TASK DIRECTIONS: Find the lines below that contain the word "flat" and count them. Only the number should be given.

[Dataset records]
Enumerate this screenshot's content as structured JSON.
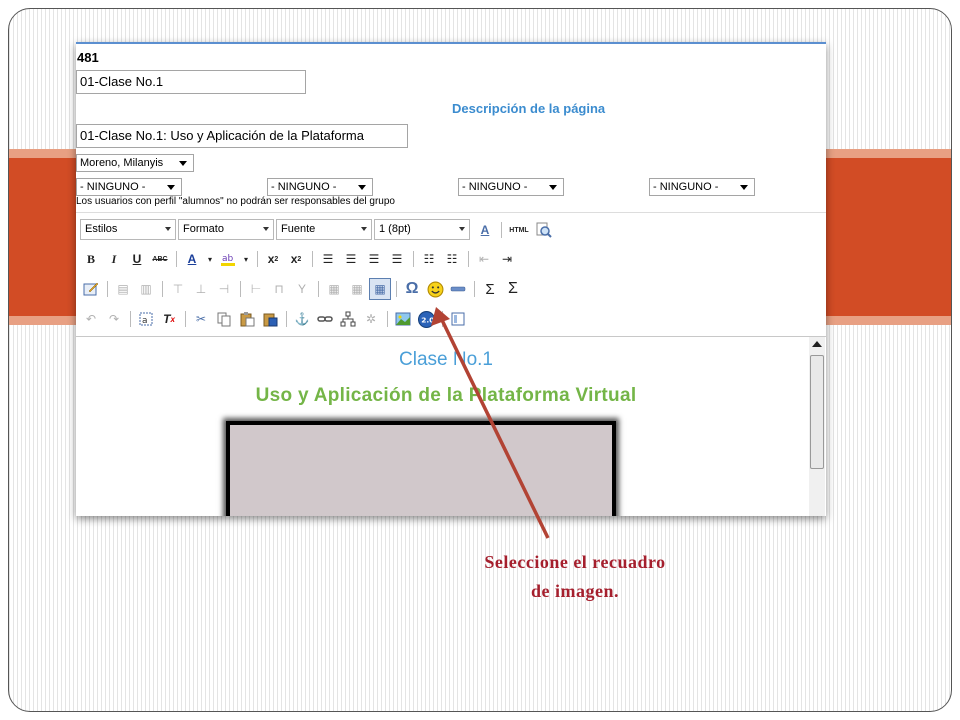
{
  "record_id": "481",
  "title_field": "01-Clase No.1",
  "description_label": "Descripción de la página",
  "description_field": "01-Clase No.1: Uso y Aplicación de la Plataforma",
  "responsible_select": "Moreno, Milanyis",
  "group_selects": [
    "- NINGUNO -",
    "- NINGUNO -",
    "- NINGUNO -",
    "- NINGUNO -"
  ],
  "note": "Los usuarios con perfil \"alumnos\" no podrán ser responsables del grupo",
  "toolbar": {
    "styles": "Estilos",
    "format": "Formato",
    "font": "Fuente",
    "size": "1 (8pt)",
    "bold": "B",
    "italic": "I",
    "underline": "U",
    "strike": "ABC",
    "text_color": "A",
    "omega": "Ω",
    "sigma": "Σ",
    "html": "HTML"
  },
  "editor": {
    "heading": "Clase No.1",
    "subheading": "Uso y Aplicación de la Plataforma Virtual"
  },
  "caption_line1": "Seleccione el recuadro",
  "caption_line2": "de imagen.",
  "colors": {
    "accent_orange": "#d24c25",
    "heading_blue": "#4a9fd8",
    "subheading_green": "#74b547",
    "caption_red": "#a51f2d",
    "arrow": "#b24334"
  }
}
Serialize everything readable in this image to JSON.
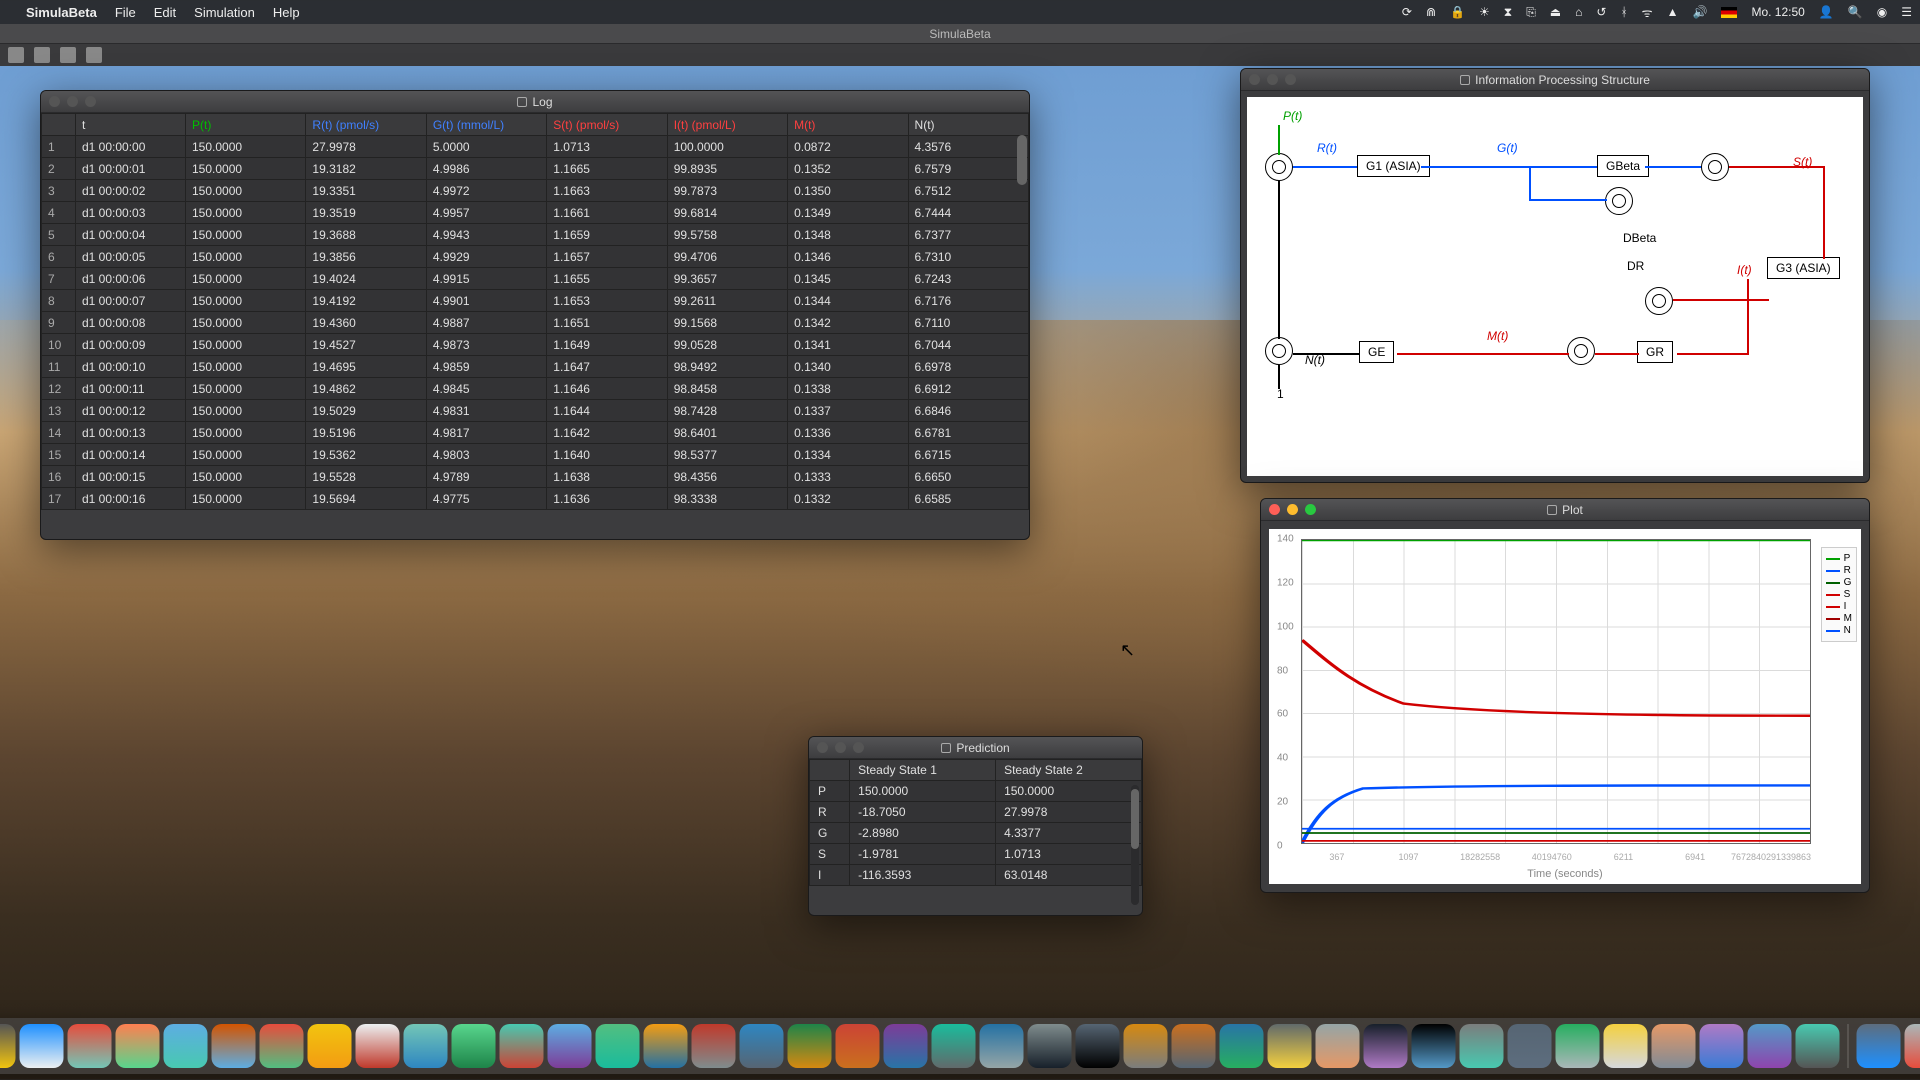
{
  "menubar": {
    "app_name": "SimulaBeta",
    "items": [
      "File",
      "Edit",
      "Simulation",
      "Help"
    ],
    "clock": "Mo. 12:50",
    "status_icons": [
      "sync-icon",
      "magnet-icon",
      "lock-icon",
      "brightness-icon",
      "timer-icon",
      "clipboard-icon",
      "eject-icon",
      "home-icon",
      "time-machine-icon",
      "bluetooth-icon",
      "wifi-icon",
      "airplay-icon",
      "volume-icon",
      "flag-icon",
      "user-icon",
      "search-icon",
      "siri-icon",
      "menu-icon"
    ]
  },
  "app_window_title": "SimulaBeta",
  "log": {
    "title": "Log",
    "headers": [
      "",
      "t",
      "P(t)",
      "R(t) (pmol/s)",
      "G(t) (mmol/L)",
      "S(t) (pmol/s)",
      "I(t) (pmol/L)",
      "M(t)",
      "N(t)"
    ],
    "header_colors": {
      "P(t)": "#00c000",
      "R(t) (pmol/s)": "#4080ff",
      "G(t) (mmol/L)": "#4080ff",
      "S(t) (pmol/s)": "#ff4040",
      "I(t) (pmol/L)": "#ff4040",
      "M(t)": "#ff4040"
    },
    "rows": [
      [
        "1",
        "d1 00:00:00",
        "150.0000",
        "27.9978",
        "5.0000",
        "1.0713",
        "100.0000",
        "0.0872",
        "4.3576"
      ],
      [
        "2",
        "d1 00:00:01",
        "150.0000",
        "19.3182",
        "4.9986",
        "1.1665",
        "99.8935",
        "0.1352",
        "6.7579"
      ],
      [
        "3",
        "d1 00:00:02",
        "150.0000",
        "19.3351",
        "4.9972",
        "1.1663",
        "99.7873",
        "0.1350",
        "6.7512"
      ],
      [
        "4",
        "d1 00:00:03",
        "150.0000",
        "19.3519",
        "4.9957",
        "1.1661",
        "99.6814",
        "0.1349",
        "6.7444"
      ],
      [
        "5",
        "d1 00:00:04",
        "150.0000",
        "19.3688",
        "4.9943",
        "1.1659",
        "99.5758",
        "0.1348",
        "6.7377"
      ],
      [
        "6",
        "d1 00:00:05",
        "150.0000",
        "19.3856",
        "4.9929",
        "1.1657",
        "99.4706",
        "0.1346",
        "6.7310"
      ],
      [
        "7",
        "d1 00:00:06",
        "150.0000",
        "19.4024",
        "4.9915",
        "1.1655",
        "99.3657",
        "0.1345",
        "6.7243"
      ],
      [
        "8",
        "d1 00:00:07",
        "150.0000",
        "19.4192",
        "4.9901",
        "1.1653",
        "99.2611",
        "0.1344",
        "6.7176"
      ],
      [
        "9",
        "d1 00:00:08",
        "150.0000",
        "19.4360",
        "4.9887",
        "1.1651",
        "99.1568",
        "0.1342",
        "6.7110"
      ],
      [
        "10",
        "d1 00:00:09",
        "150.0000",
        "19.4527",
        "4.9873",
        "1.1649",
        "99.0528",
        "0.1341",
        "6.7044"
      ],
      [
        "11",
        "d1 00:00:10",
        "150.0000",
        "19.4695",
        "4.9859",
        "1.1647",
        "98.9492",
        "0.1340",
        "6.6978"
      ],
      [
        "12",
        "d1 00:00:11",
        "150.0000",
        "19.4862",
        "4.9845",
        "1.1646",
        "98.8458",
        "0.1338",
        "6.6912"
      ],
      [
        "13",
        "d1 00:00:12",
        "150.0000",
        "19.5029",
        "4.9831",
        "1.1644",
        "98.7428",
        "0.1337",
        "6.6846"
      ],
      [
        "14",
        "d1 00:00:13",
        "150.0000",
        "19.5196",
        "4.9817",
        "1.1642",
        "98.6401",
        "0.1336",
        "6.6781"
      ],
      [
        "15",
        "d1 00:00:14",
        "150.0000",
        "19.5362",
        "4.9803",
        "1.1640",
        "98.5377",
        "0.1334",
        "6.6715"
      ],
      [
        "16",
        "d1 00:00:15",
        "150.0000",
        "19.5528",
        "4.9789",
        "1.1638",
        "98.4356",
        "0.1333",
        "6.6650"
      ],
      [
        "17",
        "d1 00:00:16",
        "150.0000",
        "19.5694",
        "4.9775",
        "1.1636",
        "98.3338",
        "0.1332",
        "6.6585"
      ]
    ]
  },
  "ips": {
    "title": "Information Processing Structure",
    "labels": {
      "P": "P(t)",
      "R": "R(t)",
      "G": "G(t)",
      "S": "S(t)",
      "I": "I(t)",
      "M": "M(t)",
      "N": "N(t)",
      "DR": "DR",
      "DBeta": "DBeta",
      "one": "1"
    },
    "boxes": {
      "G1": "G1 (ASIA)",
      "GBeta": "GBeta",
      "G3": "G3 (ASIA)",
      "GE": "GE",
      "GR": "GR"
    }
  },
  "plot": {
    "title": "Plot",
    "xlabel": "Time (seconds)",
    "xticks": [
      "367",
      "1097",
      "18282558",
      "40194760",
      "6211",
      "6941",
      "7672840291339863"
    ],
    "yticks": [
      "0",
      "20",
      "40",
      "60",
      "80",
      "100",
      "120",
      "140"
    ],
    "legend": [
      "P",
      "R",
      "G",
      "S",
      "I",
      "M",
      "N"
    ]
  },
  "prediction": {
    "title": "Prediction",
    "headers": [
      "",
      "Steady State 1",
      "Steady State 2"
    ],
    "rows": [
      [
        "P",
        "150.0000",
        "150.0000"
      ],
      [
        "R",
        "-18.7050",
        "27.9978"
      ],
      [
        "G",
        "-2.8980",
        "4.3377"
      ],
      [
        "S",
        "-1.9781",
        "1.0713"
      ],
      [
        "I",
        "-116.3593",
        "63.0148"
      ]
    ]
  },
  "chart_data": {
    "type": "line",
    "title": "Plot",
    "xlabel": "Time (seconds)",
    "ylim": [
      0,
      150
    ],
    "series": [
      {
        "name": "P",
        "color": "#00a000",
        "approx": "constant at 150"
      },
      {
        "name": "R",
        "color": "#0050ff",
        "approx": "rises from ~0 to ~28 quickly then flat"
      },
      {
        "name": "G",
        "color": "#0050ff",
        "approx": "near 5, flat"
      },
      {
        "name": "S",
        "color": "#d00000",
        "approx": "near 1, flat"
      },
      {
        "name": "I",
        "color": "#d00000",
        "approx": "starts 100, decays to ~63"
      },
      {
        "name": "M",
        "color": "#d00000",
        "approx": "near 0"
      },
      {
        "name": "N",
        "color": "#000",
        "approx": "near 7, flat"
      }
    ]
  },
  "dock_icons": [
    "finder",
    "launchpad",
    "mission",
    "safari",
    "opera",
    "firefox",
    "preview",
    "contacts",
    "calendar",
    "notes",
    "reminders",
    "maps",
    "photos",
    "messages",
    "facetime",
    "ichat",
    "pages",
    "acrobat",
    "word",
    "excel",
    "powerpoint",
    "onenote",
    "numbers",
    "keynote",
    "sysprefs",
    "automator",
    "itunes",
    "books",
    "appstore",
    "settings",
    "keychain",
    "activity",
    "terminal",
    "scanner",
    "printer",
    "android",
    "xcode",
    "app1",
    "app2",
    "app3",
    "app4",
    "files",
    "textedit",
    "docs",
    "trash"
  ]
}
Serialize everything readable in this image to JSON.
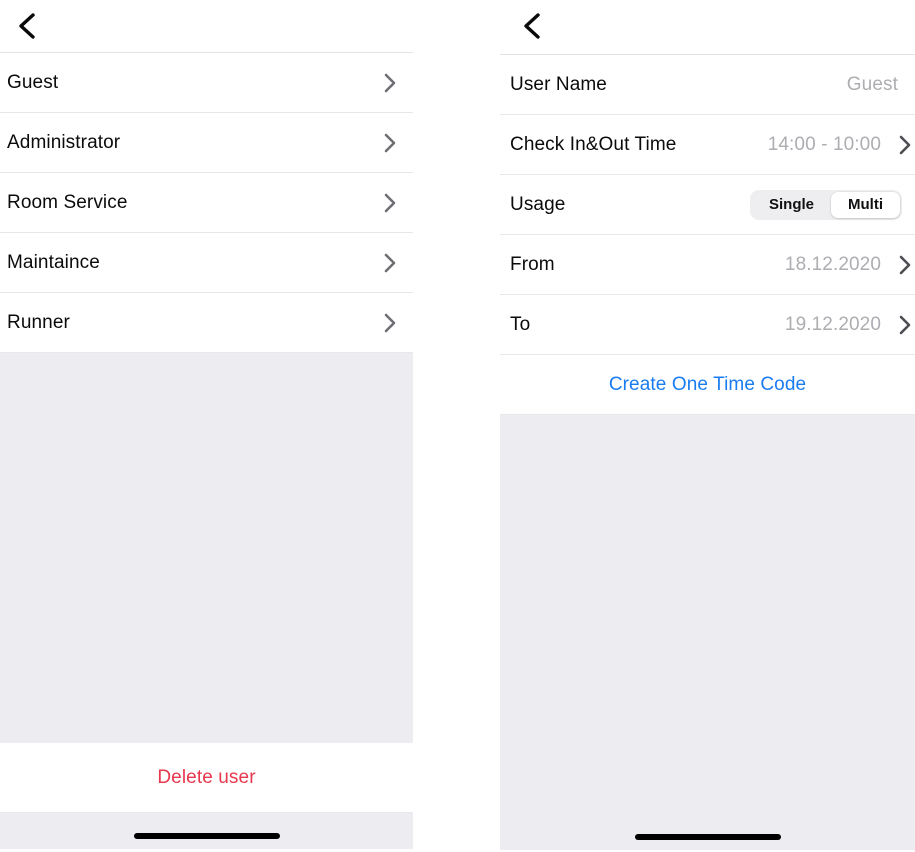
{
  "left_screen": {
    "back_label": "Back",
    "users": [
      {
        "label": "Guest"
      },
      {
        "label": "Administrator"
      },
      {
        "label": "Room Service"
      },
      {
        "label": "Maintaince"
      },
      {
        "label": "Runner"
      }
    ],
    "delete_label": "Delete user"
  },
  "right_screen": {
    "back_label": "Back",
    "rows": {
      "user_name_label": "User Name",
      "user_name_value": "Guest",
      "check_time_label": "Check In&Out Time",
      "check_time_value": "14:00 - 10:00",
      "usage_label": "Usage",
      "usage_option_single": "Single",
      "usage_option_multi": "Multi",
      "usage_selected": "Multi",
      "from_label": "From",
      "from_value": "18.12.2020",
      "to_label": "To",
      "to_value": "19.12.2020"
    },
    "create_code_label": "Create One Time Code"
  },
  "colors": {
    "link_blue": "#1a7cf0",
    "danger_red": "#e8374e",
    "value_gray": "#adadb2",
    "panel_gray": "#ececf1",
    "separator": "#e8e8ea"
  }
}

OUTPUT FOR THIS EXERCISE: 4